_Given task_
Omit all images, then return the remaining material exactly as it stands.

_Data entries_
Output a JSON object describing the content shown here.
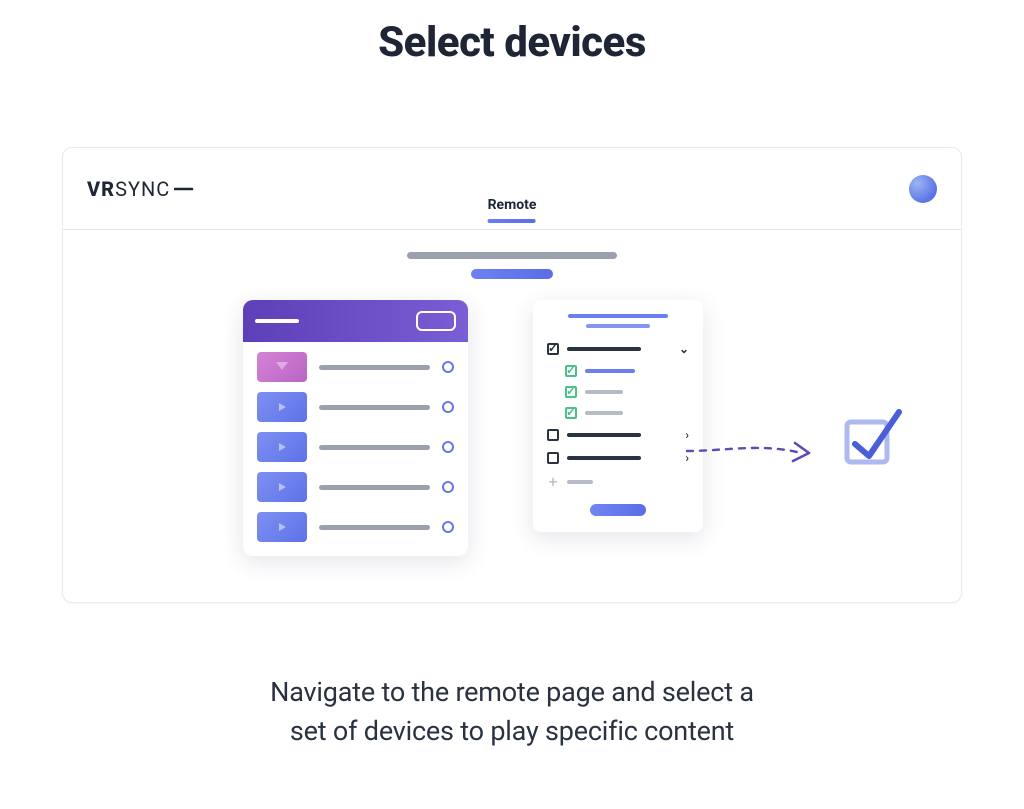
{
  "title": "Select devices",
  "logo": {
    "part1": "VR",
    "part2": "SYNC"
  },
  "tab": "Remote",
  "caption_line1": "Navigate to the remote page and select a",
  "caption_line2": "set of devices to play specific content",
  "icons": {
    "plus": "+",
    "chevron_right": "›",
    "chevron_down": "⌄"
  }
}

_The completed task_
Output a JSON object describing the content shown here.
{
  "title": "Select devices",
  "logo": {
    "part1": "VR",
    "part2": "SYNC"
  },
  "tab": "Remote",
  "caption_line1": "Navigate to the remote page and select a",
  "caption_line2": "set of devices to play specific content",
  "icons": {
    "plus": "+",
    "chevron_right": "›",
    "chevron_down": "⌄"
  }
}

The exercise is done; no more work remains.